## Written request
Repeat the data word for word. Do not include the pictures.

## Data entries
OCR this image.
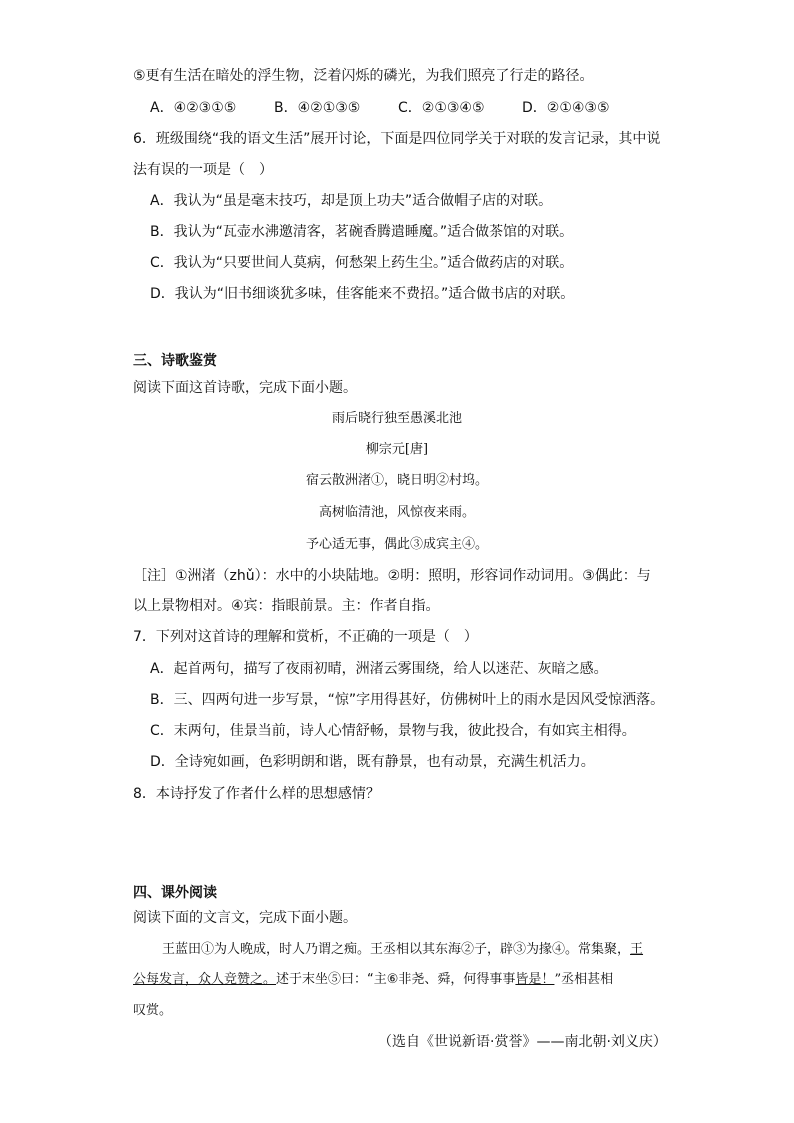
⑤更有生活在暗处的浮生物，泛着闪烁的磷光，为我们照亮了行走的路径。
A．④②③①⑤	B．④②①③⑤	C．②①③④⑤	D．②①④③⑤
6．班级围绕“我的语文生活”展开讨论，下面是四位同学关于对联的发言记录，其中说
法有误的一项是（　）
A．我认为“虽是毫末技巧，却是顶上功夫”适合做帽子店的对联。
B．我认为“瓦壶水沸邀清客，茗碗香腾遣睡魔。”适合做茶馆的对联。
C．我认为“只要世间人莫病，何愁架上药生尘。”适合做药店的对联。
D．我认为“旧书细谈犹多味，佳客能来不费招。”适合做书店的对联。
三、诗歌鉴赏
阅读下面这首诗歌，完成下面小题。
雨后晓行独至愚溪北池
柳宗元[唐]
宿云散洲渚①，晓日明②村坞。
高树临清池，风惊夜来雨。
予心适无事，偶此③成宾主④。
［注］①洲渚（zhǔ）：水中的小块陆地。②明：照明，形容词作动词用。③偶此：与
以上景物相对。④宾：指眼前景。主：作者自指。
7．下列对这首诗的理解和赏析，不正确的一项是（　）
A．起首两句，描写了夜雨初晴，洲渚云雾围绕，给人以迷茫、灰暗之感。
B．三、四两句进一步写景，“惊”字用得甚好，仿佛树叶上的雨水是因风受惊洒落。
C．末两句，佳景当前，诗人心情舒畅，景物与我，彼此投合，有如宾主相得。
D．全诗宛如画，色彩明朗和谐，既有静景，也有动景，充满生机活力。
8．本诗抒发了作者什么样的思想感情？
四、课外阅读
阅读下面的文言文，完成下面小题。
王蓝田①为人晚成，时人乃谓之痴。王丞相以其东海②子，辟③为掾④。常集聚，王
公每发言，众人竞赞之。述于末坐⑤曰：“主⑥非尧、舜，何得事事皆是！”丞相甚相
叹赏。
（选自《世说新语·赏誉》——南北朝·刘义庆）
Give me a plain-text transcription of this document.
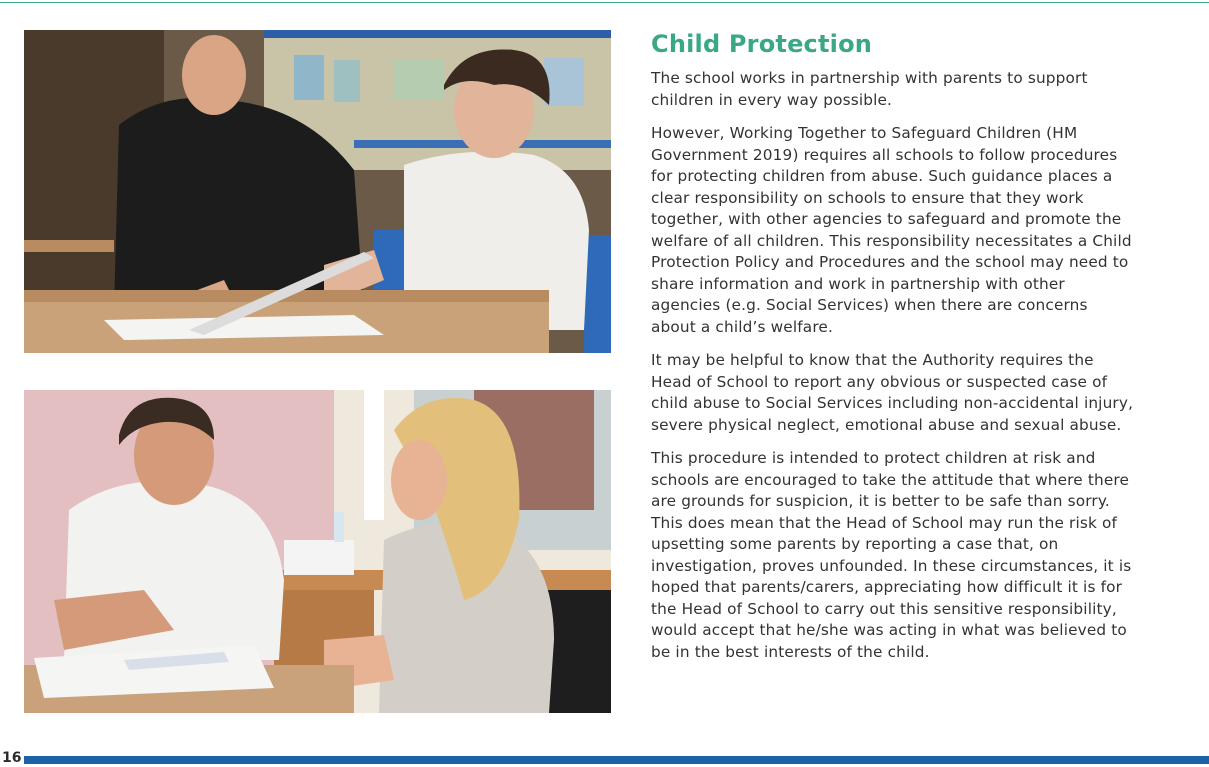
Child Protection

The school works in partnership with parents to support children in every way possible.

However, Working Together to Safeguard Children (HM Government 2019) requires all schools to follow procedures for protecting children from abuse. Such guidance places a clear responsibility on schools to ensure that they work together, with other agencies to safeguard and promote the welfare of all children. This responsibility necessitates a Child Protection Policy and Procedures and the school may need to share information and work in partnership with other agencies (e.g. Social Services) when there are concerns about a child’s welfare.

It may be helpful to know that the Authority requires the Head of School to report any obvious or suspected case of child abuse to Social Services including non-accidental injury, severe physical neglect, emotional abuse and sexual abuse.

This procedure is intended to protect children at risk and schools are encouraged to take the attitude that where there are grounds for suspicion, it is better to be safe than sorry. This does mean that the Head of School may run the risk of upsetting some parents by reporting a case that, on investigation, proves unfounded. In these circumstances, it is hoped that parents/carers, appreciating how difficult it is for the Head of School to carry out this sensitive responsibility, would accept that he/she was acting in what was believed to be in the best interests of the child.

16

## Result
OCR this image.
⑤更有生活在暗处的浮生物，泛着闪烁的磷光，为我们照亮了行走的路径。
A．④②③①⑤	B．④②①③⑤	C．②①③④⑤	D．②①④③⑤
6．班级围绕“我的语文生活”展开讨论，下面是四位同学关于对联的发言记录，其中说
法有误的一项是（　）
A．我认为“虽是毫末技巧，却是顶上功夫”适合做帽子店的对联。
B．我认为“瓦壶水沸邀清客，茗碗香腾遣睡魔。”适合做茶馆的对联。
C．我认为“只要世间人莫病，何愁架上药生尘。”适合做药店的对联。
D．我认为“旧书细谈犹多味，佳客能来不费招。”适合做书店的对联。
三、诗歌鉴赏
阅读下面这首诗歌，完成下面小题。
雨后晓行独至愚溪北池
柳宗元[唐]
宿云散洲渚①，晓日明②村坞。
高树临清池，风惊夜来雨。
予心适无事，偶此③成宾主④。
［注］①洲渚（zhǔ）：水中的小块陆地。②明：照明，形容词作动词用。③偶此：与
以上景物相对。④宾：指眼前景。主：作者自指。
7．下列对这首诗的理解和赏析，不正确的一项是（　）
A．起首两句，描写了夜雨初晴，洲渚云雾围绕，给人以迷茫、灰暗之感。
B．三、四两句进一步写景，“惊”字用得甚好，仿佛树叶上的雨水是因风受惊洒落。
C．末两句，佳景当前，诗人心情舒畅，景物与我，彼此投合，有如宾主相得。
D．全诗宛如画，色彩明朗和谐，既有静景，也有动景，充满生机活力。
8．本诗抒发了作者什么样的思想感情？
四、课外阅读
阅读下面的文言文，完成下面小题。
王蓝田①为人晚成，时人乃谓之痴。王丞相以其东海②子，辟③为掾④。常集聚，王
公每发言，众人竞赞之。述于末坐⑤曰：“主⑥非尧、舜，何得事事皆是！”丞相甚相
叹赏。
（选自《世说新语·赏誉》——南北朝·刘义庆）
Give me a plain-text transcription of this document.
Child Protection

The school works in partnership with parents to support children in every way possible.

However, Working Together to Safeguard Children (HM Government 2019) requires all schools to follow procedures for protecting children from abuse. Such guidance places a clear responsibility on schools to ensure that they work together, with other agencies to safeguard and promote the welfare of all children. This responsibility necessitates a Child Protection Policy and Procedures and the school may need to share information and work in partnership with other agencies (e.g. Social Services) when there are concerns about a child’s welfare.

It may be helpful to know that the Authority requires the Head of School to report any obvious or suspected case of child abuse to Social Services including non-accidental injury, severe physical neglect, emotional abuse and sexual abuse.

This procedure is intended to protect children at risk and schools are encouraged to take the attitude that where there are grounds for suspicion, it is better to be safe than sorry. This does mean that the Head of School may run the risk of upsetting some parents by reporting a case that, on investigation, proves unfounded. In these circumstances, it is hoped that parents/carers, appreciating how difficult it is for the Head of School to carry out this sensitive responsibility, would accept that he/she was acting in what was believed to be in the best interests of the child.

16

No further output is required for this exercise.